■ **Written problem**
Take each line that has the word "JSON" and return it.

■ **Dataset excerpts**

::::

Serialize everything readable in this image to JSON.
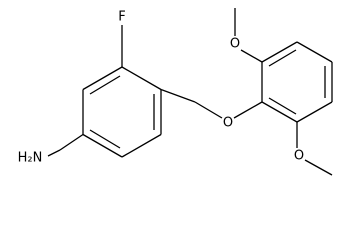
{
  "atoms": {
    "fluorine": "F",
    "ether_oxygen": "O",
    "methoxy_oxygen_top": "O",
    "methoxy_oxygen_bottom": "O",
    "amine": "H₂N"
  }
}
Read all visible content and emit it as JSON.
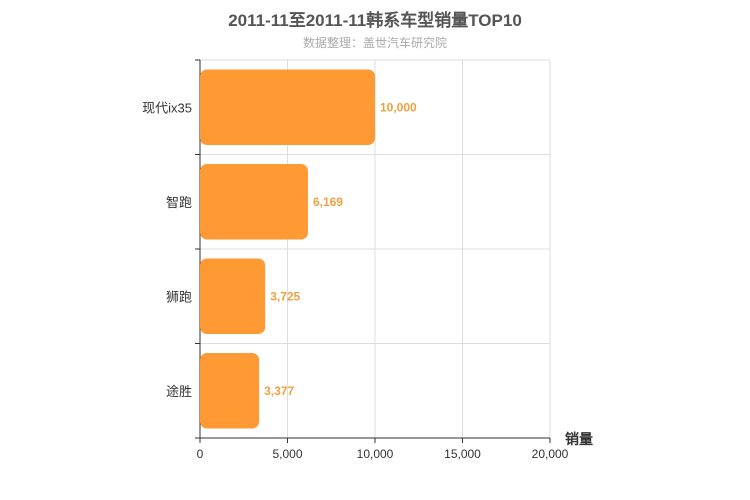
{
  "chart_data": {
    "type": "bar",
    "orientation": "horizontal",
    "title": "2011-11至2011-11韩系车型销量TOP10",
    "subtitle": "数据整理：盖世汽车研究院",
    "categories": [
      "现代ix35",
      "智跑",
      "狮跑",
      "途胜"
    ],
    "values": [
      10000,
      6169,
      3725,
      3377
    ],
    "value_labels": [
      "10,000",
      "6,169",
      "3,725",
      "3,377"
    ],
    "xlabel": "销量",
    "ylabel": "",
    "xlim": [
      0,
      20000
    ],
    "x_ticks": [
      0,
      5000,
      10000,
      15000,
      20000
    ],
    "x_tick_labels": [
      "0",
      "5,000",
      "10,000",
      "15,000",
      "20,000"
    ],
    "grid": true,
    "legend": "none"
  },
  "colors": {
    "bar": "#ff9933",
    "label": "#f0a040",
    "grid": "#dddddd",
    "axis": "#333333"
  }
}
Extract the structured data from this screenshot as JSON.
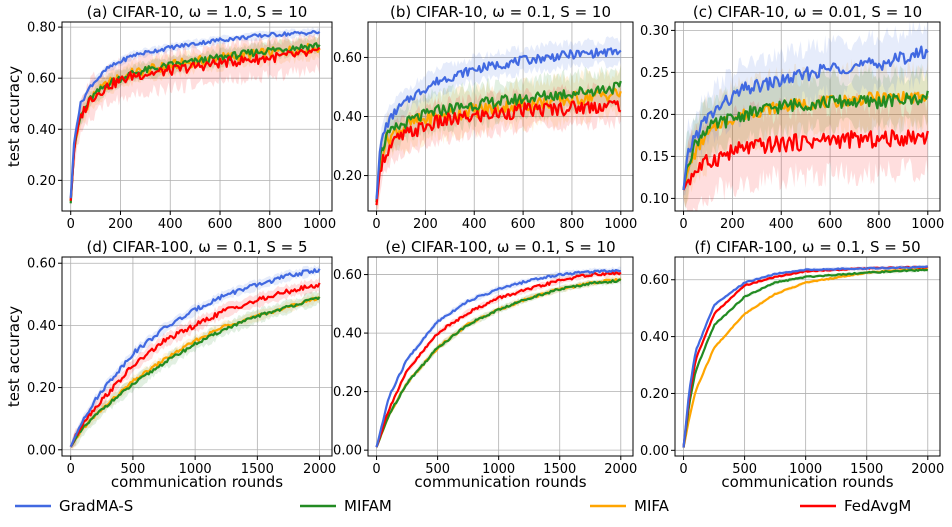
{
  "legend": [
    {
      "name": "GradMA-S",
      "color": "#4169e1"
    },
    {
      "name": "MIFAM",
      "color": "#228b22"
    },
    {
      "name": "MIFA",
      "color": "#ffa500"
    },
    {
      "name": "FedAvgM",
      "color": "#ff0000"
    }
  ],
  "chart_data": [
    {
      "type": "line",
      "title": "(a) CIFAR-10, ω = 1.0, S = 10",
      "ylabel": "test accuracy",
      "xlabel": "",
      "xlim": [
        -35,
        1050
      ],
      "ylim": [
        0.08,
        0.82
      ],
      "xticks": [
        0,
        200,
        400,
        600,
        800,
        1000
      ],
      "xtick_labels": [
        "0",
        "200",
        "400",
        "600",
        "800",
        "1000"
      ],
      "yticks": [
        0.2,
        0.4,
        0.6,
        0.8
      ],
      "ytick_labels": [
        "0.20",
        "0.40",
        "0.60",
        "0.80"
      ],
      "grid": true,
      "shaded_variance": true,
      "series": [
        {
          "name": "GradMA-S",
          "x": [
            0,
            15,
            40,
            80,
            150,
            250,
            400,
            600,
            800,
            1000
          ],
          "y": [
            0.13,
            0.37,
            0.5,
            0.57,
            0.64,
            0.69,
            0.72,
            0.75,
            0.77,
            0.78
          ],
          "band": 0.015,
          "noise": 0.008
        },
        {
          "name": "MIFAM",
          "x": [
            0,
            15,
            40,
            80,
            150,
            250,
            400,
            600,
            800,
            1000
          ],
          "y": [
            0.11,
            0.34,
            0.45,
            0.52,
            0.58,
            0.62,
            0.65,
            0.68,
            0.71,
            0.73
          ],
          "band": 0.03,
          "noise": 0.015
        },
        {
          "name": "MIFA",
          "x": [
            0,
            15,
            40,
            80,
            150,
            250,
            400,
            600,
            800,
            1000
          ],
          "y": [
            0.12,
            0.34,
            0.45,
            0.52,
            0.58,
            0.62,
            0.65,
            0.68,
            0.7,
            0.72
          ],
          "band": 0.04,
          "noise": 0.02
        },
        {
          "name": "FedAvgM",
          "x": [
            0,
            15,
            40,
            80,
            150,
            250,
            400,
            600,
            800,
            1000
          ],
          "y": [
            0.12,
            0.33,
            0.45,
            0.52,
            0.57,
            0.61,
            0.63,
            0.66,
            0.68,
            0.7
          ],
          "band": 0.07,
          "noise": 0.02
        }
      ]
    },
    {
      "type": "line",
      "title": "(b) CIFAR-10, ω = 0.1, S = 10",
      "ylabel": "",
      "xlabel": "",
      "xlim": [
        -35,
        1050
      ],
      "ylim": [
        0.08,
        0.72
      ],
      "xticks": [
        0,
        200,
        400,
        600,
        800,
        1000
      ],
      "xtick_labels": [
        "0",
        "200",
        "400",
        "600",
        "800",
        "1000"
      ],
      "yticks": [
        0.2,
        0.4,
        0.6
      ],
      "ytick_labels": [
        "0.20",
        "0.40",
        "0.60"
      ],
      "grid": true,
      "shaded_variance": true,
      "series": [
        {
          "name": "GradMA-S",
          "x": [
            0,
            15,
            40,
            80,
            150,
            250,
            400,
            600,
            800,
            1000
          ],
          "y": [
            0.12,
            0.3,
            0.37,
            0.42,
            0.47,
            0.52,
            0.56,
            0.59,
            0.61,
            0.62
          ],
          "band": 0.04,
          "noise": 0.015
        },
        {
          "name": "MIFAM",
          "x": [
            0,
            15,
            40,
            80,
            150,
            250,
            400,
            600,
            800,
            1000
          ],
          "y": [
            0.11,
            0.27,
            0.33,
            0.36,
            0.39,
            0.42,
            0.44,
            0.46,
            0.48,
            0.5
          ],
          "band": 0.06,
          "noise": 0.02
        },
        {
          "name": "MIFA",
          "x": [
            0,
            15,
            40,
            80,
            150,
            250,
            400,
            600,
            800,
            1000
          ],
          "y": [
            0.11,
            0.26,
            0.32,
            0.35,
            0.38,
            0.4,
            0.42,
            0.44,
            0.46,
            0.48
          ],
          "band": 0.07,
          "noise": 0.025
        },
        {
          "name": "FedAvgM",
          "x": [
            0,
            15,
            40,
            80,
            150,
            250,
            400,
            600,
            800,
            1000
          ],
          "y": [
            0.1,
            0.23,
            0.28,
            0.32,
            0.35,
            0.38,
            0.4,
            0.42,
            0.43,
            0.44
          ],
          "band": 0.06,
          "noise": 0.025
        }
      ]
    },
    {
      "type": "line",
      "title": "(c) CIFAR-10, ω = 0.01, S = 10",
      "ylabel": "",
      "xlabel": "",
      "xlim": [
        -35,
        1050
      ],
      "ylim": [
        0.085,
        0.31
      ],
      "xticks": [
        0,
        200,
        400,
        600,
        800,
        1000
      ],
      "xtick_labels": [
        "0",
        "200",
        "400",
        "600",
        "800",
        "1000"
      ],
      "yticks": [
        0.1,
        0.15,
        0.2,
        0.25,
        0.3
      ],
      "ytick_labels": [
        "0.10",
        "0.15",
        "0.20",
        "0.25",
        "0.30"
      ],
      "grid": true,
      "shaded_variance": true,
      "series": [
        {
          "name": "GradMA-S",
          "x": [
            0,
            15,
            40,
            80,
            150,
            250,
            400,
            600,
            800,
            1000
          ],
          "y": [
            0.11,
            0.15,
            0.17,
            0.19,
            0.21,
            0.23,
            0.24,
            0.255,
            0.26,
            0.275
          ],
          "band": 0.03,
          "noise": 0.008
        },
        {
          "name": "MIFAM",
          "x": [
            0,
            15,
            40,
            80,
            150,
            250,
            400,
            600,
            800,
            1000
          ],
          "y": [
            0.11,
            0.14,
            0.16,
            0.18,
            0.19,
            0.2,
            0.21,
            0.215,
            0.215,
            0.22
          ],
          "band": 0.03,
          "noise": 0.008
        },
        {
          "name": "MIFA",
          "x": [
            0,
            15,
            40,
            80,
            150,
            250,
            400,
            600,
            800,
            1000
          ],
          "y": [
            0.11,
            0.13,
            0.15,
            0.17,
            0.19,
            0.2,
            0.21,
            0.215,
            0.22,
            0.22
          ],
          "band": 0.035,
          "noise": 0.007
        },
        {
          "name": "FedAvgM",
          "x": [
            0,
            15,
            40,
            80,
            150,
            250,
            400,
            600,
            800,
            1000
          ],
          "y": [
            0.11,
            0.12,
            0.13,
            0.14,
            0.15,
            0.16,
            0.165,
            0.17,
            0.17,
            0.175
          ],
          "band": 0.04,
          "noise": 0.01
        }
      ]
    },
    {
      "type": "line",
      "title": "(d) CIFAR-100, ω = 0.1, S = 5",
      "ylabel": "test accuracy",
      "xlabel": "communication rounds",
      "xlim": [
        -70,
        2100
      ],
      "ylim": [
        -0.02,
        0.62
      ],
      "xticks": [
        0,
        500,
        1000,
        1500,
        2000
      ],
      "xtick_labels": [
        "0",
        "500",
        "1000",
        "1500",
        "2000"
      ],
      "yticks": [
        0.0,
        0.2,
        0.4,
        0.6
      ],
      "ytick_labels": [
        "0.00",
        "0.20",
        "0.40",
        "0.60"
      ],
      "grid": true,
      "shaded_variance": true,
      "series": [
        {
          "name": "GradMA-S",
          "x": [
            0,
            100,
            250,
            500,
            750,
            1000,
            1250,
            1500,
            1750,
            2000
          ],
          "y": [
            0.01,
            0.1,
            0.19,
            0.31,
            0.39,
            0.45,
            0.5,
            0.53,
            0.56,
            0.58
          ],
          "band": 0.015,
          "noise": 0.007
        },
        {
          "name": "MIFAM",
          "x": [
            0,
            100,
            250,
            500,
            750,
            1000,
            1250,
            1500,
            1750,
            2000
          ],
          "y": [
            0.01,
            0.07,
            0.13,
            0.21,
            0.28,
            0.34,
            0.39,
            0.43,
            0.46,
            0.49
          ],
          "band": 0.02,
          "noise": 0.005
        },
        {
          "name": "MIFA",
          "x": [
            0,
            100,
            250,
            500,
            750,
            1000,
            1250,
            1500,
            1750,
            2000
          ],
          "y": [
            0.01,
            0.07,
            0.13,
            0.22,
            0.29,
            0.35,
            0.4,
            0.43,
            0.46,
            0.49
          ],
          "band": 0.015,
          "noise": 0.005
        },
        {
          "name": "FedAvgM",
          "x": [
            0,
            100,
            250,
            500,
            750,
            1000,
            1250,
            1500,
            1750,
            2000
          ],
          "y": [
            0.01,
            0.09,
            0.16,
            0.27,
            0.35,
            0.4,
            0.45,
            0.48,
            0.51,
            0.53
          ],
          "band": 0.02,
          "noise": 0.008
        }
      ]
    },
    {
      "type": "line",
      "title": "(e) CIFAR-100, ω = 0.1, S = 10",
      "ylabel": "",
      "xlabel": "communication rounds",
      "xlim": [
        -70,
        2100
      ],
      "ylim": [
        -0.02,
        0.66
      ],
      "xticks": [
        0,
        500,
        1000,
        1500,
        2000
      ],
      "xtick_labels": [
        "0",
        "500",
        "1000",
        "1500",
        "2000"
      ],
      "yticks": [
        0.0,
        0.2,
        0.4,
        0.6
      ],
      "ytick_labels": [
        "0.00",
        "0.20",
        "0.40",
        "0.60"
      ],
      "grid": true,
      "shaded_variance": true,
      "series": [
        {
          "name": "GradMA-S",
          "x": [
            0,
            100,
            250,
            500,
            750,
            1000,
            1250,
            1500,
            1750,
            2000
          ],
          "y": [
            0.01,
            0.18,
            0.31,
            0.44,
            0.51,
            0.55,
            0.58,
            0.6,
            0.61,
            0.615
          ],
          "band": 0.01,
          "noise": 0.004
        },
        {
          "name": "MIFAM",
          "x": [
            0,
            100,
            250,
            500,
            750,
            1000,
            1250,
            1500,
            1750,
            2000
          ],
          "y": [
            0.01,
            0.12,
            0.23,
            0.35,
            0.43,
            0.48,
            0.52,
            0.55,
            0.57,
            0.58
          ],
          "band": 0.01,
          "noise": 0.004
        },
        {
          "name": "MIFA",
          "x": [
            0,
            100,
            250,
            500,
            750,
            1000,
            1250,
            1500,
            1750,
            2000
          ],
          "y": [
            0.01,
            0.12,
            0.23,
            0.35,
            0.43,
            0.48,
            0.52,
            0.55,
            0.57,
            0.585
          ],
          "band": 0.01,
          "noise": 0.004
        },
        {
          "name": "FedAvgM",
          "x": [
            0,
            100,
            250,
            500,
            750,
            1000,
            1250,
            1500,
            1750,
            2000
          ],
          "y": [
            0.01,
            0.14,
            0.27,
            0.4,
            0.47,
            0.52,
            0.55,
            0.58,
            0.6,
            0.605
          ],
          "band": 0.01,
          "noise": 0.005
        }
      ]
    },
    {
      "type": "line",
      "title": "(f) CIFAR-100, ω = 0.1, S = 50",
      "ylabel": "",
      "xlabel": "communication rounds",
      "xlim": [
        -70,
        2100
      ],
      "ylim": [
        -0.02,
        0.68
      ],
      "xticks": [
        0,
        500,
        1000,
        1500,
        2000
      ],
      "xtick_labels": [
        "0",
        "500",
        "1000",
        "1500",
        "2000"
      ],
      "yticks": [
        0.0,
        0.2,
        0.4,
        0.6
      ],
      "ytick_labels": [
        "0.00",
        "0.20",
        "0.40",
        "0.60"
      ],
      "grid": true,
      "shaded_variance": true,
      "series": [
        {
          "name": "GradMA-S",
          "x": [
            0,
            50,
            100,
            250,
            500,
            750,
            1000,
            1500,
            2000
          ],
          "y": [
            0.01,
            0.22,
            0.35,
            0.51,
            0.59,
            0.62,
            0.635,
            0.64,
            0.645
          ],
          "band": 0.006,
          "noise": 0.002
        },
        {
          "name": "MIFAM",
          "x": [
            0,
            50,
            100,
            250,
            500,
            750,
            1000,
            1500,
            2000
          ],
          "y": [
            0.01,
            0.17,
            0.28,
            0.44,
            0.54,
            0.59,
            0.61,
            0.625,
            0.635
          ],
          "band": 0.006,
          "noise": 0.002
        },
        {
          "name": "MIFA",
          "x": [
            0,
            50,
            100,
            250,
            500,
            750,
            1000,
            1500,
            2000
          ],
          "y": [
            0.01,
            0.12,
            0.21,
            0.36,
            0.48,
            0.55,
            0.59,
            0.625,
            0.64
          ],
          "band": 0.006,
          "noise": 0.002
        },
        {
          "name": "FedAvgM",
          "x": [
            0,
            50,
            100,
            250,
            500,
            750,
            1000,
            1500,
            2000
          ],
          "y": [
            0.01,
            0.2,
            0.32,
            0.48,
            0.58,
            0.61,
            0.63,
            0.64,
            0.645
          ],
          "band": 0.006,
          "noise": 0.002
        }
      ]
    }
  ]
}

::::

■ **Full output**
Serialize everything readable in this image to JSON.
Read all visible content and emit it as JSON.
Extract the structured data from this screenshot as JSON.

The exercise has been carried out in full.